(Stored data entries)
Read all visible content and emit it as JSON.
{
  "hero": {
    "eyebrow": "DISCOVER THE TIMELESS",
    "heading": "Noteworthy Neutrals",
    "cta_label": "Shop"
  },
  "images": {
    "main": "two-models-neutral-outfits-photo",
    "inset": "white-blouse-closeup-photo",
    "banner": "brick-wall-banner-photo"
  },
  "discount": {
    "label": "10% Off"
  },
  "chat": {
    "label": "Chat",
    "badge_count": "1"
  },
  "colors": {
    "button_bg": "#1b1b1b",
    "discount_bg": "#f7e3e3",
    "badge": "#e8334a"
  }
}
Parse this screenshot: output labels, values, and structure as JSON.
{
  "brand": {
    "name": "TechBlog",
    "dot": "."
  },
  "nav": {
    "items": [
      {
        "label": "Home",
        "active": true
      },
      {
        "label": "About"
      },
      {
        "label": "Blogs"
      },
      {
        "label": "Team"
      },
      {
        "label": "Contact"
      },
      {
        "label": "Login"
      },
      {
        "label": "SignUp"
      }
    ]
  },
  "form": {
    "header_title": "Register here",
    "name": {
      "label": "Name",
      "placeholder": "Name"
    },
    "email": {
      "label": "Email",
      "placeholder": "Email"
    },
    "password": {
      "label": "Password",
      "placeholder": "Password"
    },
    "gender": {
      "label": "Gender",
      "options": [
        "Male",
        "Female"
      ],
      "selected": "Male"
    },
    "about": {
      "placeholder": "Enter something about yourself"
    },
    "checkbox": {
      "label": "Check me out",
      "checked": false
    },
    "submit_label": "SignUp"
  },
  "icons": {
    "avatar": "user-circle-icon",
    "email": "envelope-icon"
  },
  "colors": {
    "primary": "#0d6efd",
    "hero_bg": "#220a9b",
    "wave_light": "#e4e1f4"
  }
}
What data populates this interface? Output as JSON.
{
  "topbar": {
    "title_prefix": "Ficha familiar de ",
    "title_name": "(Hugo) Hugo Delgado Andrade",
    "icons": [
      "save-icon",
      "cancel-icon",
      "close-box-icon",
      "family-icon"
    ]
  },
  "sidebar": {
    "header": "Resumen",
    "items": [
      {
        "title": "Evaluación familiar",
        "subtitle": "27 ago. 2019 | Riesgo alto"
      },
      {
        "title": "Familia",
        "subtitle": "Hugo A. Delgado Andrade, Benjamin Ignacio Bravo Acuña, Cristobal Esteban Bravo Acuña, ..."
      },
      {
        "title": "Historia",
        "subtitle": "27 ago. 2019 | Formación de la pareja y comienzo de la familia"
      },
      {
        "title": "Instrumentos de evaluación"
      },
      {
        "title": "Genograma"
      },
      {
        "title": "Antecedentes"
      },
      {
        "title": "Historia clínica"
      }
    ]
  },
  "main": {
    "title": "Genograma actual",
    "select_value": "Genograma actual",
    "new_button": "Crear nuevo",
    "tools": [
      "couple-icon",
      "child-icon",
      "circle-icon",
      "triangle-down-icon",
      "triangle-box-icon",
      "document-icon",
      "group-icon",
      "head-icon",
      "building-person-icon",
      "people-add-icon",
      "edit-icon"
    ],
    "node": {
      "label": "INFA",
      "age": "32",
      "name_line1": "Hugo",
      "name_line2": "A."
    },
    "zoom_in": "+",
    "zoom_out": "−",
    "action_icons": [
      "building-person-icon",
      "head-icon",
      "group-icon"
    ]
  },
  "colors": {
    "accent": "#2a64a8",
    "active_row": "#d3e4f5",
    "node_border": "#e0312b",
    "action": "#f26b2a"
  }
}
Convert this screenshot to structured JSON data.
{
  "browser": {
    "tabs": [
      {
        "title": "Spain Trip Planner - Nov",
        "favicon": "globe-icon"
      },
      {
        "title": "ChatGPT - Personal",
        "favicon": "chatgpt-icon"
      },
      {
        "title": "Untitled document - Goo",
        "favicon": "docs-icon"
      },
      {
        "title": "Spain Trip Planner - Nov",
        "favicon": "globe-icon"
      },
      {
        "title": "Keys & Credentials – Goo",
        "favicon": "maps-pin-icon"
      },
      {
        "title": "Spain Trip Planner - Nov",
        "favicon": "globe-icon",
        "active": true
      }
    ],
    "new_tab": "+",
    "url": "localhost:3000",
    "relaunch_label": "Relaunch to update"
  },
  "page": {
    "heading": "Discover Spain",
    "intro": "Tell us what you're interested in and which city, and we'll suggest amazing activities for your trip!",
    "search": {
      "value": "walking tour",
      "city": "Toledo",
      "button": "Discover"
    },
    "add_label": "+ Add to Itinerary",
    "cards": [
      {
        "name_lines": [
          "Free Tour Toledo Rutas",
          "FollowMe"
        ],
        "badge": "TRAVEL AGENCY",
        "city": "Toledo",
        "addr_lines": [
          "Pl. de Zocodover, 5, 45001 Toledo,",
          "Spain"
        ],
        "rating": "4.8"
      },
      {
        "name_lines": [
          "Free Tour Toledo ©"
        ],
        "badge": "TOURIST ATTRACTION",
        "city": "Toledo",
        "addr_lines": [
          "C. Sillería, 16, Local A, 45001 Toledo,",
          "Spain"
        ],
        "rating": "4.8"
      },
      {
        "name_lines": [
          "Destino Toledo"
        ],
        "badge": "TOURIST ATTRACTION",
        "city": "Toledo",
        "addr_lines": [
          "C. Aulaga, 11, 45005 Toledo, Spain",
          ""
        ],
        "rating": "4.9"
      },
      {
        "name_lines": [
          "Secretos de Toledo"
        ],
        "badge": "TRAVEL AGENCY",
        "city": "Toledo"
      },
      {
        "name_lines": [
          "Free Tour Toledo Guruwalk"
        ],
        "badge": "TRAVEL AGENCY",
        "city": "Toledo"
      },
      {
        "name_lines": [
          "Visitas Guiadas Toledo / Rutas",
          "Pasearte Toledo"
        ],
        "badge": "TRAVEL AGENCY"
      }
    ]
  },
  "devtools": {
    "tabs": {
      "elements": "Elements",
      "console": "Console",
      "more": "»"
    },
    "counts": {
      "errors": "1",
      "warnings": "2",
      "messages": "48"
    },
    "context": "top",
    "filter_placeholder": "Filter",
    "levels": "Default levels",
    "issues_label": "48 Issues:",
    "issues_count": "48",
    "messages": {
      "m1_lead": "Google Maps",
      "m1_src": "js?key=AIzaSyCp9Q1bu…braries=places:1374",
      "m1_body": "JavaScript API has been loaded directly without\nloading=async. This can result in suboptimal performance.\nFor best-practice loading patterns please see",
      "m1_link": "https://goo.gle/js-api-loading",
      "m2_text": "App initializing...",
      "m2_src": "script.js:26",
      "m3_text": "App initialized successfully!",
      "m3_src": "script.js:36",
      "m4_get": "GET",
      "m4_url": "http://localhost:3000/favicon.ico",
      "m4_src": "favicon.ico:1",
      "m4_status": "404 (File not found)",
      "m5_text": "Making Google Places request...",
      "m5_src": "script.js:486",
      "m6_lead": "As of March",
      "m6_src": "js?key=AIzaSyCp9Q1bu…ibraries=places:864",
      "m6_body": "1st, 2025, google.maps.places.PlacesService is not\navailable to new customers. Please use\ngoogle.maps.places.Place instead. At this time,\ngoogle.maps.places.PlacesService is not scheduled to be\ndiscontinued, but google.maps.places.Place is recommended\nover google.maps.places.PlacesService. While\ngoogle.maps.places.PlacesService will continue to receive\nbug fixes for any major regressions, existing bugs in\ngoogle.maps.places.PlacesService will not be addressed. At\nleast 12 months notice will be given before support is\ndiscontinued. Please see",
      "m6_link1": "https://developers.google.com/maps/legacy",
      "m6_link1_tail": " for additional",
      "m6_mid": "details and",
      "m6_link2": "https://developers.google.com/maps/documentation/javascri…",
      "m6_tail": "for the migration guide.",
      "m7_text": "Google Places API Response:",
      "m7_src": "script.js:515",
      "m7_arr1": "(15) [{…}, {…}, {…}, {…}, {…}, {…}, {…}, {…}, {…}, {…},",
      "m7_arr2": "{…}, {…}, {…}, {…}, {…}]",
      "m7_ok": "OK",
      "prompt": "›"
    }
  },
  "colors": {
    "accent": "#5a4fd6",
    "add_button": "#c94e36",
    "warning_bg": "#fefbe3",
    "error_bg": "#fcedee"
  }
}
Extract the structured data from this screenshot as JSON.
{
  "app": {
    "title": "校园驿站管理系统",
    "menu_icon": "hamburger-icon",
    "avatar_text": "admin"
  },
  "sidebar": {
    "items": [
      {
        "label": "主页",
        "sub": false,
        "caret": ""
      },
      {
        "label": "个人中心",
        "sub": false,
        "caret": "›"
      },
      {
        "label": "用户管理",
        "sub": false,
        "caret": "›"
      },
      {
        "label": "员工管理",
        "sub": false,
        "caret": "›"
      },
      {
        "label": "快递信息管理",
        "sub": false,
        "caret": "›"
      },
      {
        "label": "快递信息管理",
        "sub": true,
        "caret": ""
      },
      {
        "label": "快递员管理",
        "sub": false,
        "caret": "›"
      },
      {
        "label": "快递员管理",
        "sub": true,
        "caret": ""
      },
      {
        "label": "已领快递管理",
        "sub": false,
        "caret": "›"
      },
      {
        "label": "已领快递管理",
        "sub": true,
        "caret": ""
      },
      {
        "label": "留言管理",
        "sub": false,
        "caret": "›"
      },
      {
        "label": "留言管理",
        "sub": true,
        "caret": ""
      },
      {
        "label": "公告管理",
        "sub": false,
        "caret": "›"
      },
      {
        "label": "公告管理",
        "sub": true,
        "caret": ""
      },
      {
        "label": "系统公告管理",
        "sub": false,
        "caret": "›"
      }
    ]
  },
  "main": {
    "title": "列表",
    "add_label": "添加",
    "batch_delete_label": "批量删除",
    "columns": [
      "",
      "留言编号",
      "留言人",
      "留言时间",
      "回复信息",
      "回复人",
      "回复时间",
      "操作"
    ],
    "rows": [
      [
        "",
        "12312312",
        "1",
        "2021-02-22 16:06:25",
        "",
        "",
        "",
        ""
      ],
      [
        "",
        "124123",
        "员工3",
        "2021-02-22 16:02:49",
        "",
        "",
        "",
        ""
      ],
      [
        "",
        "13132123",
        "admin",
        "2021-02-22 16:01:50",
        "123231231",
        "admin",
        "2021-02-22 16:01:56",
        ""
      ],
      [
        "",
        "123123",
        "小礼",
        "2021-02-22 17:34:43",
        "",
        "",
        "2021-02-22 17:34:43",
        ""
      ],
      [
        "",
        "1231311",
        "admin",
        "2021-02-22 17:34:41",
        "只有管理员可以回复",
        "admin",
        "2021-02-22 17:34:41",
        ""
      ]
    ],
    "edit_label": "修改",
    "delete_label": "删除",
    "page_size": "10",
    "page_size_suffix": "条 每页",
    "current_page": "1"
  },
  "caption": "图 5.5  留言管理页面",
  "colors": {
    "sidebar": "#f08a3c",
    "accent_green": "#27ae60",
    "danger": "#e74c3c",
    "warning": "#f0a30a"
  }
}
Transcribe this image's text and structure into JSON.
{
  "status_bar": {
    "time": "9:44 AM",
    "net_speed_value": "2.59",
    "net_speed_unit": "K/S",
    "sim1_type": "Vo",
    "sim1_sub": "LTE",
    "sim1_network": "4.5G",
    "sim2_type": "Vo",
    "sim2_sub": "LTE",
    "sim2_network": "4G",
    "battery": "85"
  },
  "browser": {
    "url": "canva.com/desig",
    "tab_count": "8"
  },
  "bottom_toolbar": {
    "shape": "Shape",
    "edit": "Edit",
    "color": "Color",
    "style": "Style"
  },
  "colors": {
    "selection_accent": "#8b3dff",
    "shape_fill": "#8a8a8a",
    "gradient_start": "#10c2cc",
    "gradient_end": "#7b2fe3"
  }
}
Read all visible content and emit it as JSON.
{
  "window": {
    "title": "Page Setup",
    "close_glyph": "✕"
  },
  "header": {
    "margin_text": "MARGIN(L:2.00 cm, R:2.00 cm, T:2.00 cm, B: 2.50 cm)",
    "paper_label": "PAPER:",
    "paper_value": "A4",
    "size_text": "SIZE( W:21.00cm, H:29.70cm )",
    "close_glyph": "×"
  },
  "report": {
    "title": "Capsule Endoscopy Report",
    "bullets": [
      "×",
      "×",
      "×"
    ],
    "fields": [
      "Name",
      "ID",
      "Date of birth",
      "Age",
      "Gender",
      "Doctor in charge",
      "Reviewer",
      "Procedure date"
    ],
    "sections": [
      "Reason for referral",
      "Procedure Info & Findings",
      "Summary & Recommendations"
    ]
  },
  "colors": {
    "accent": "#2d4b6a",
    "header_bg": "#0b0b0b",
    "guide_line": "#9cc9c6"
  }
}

* **What to do**: Scan the material for lines with the word "Genograma", and copy each line you find.

* **The answer**:
        "title": "Genograma"
    "title": "Genograma actual",
    "select_value": "Genograma actual",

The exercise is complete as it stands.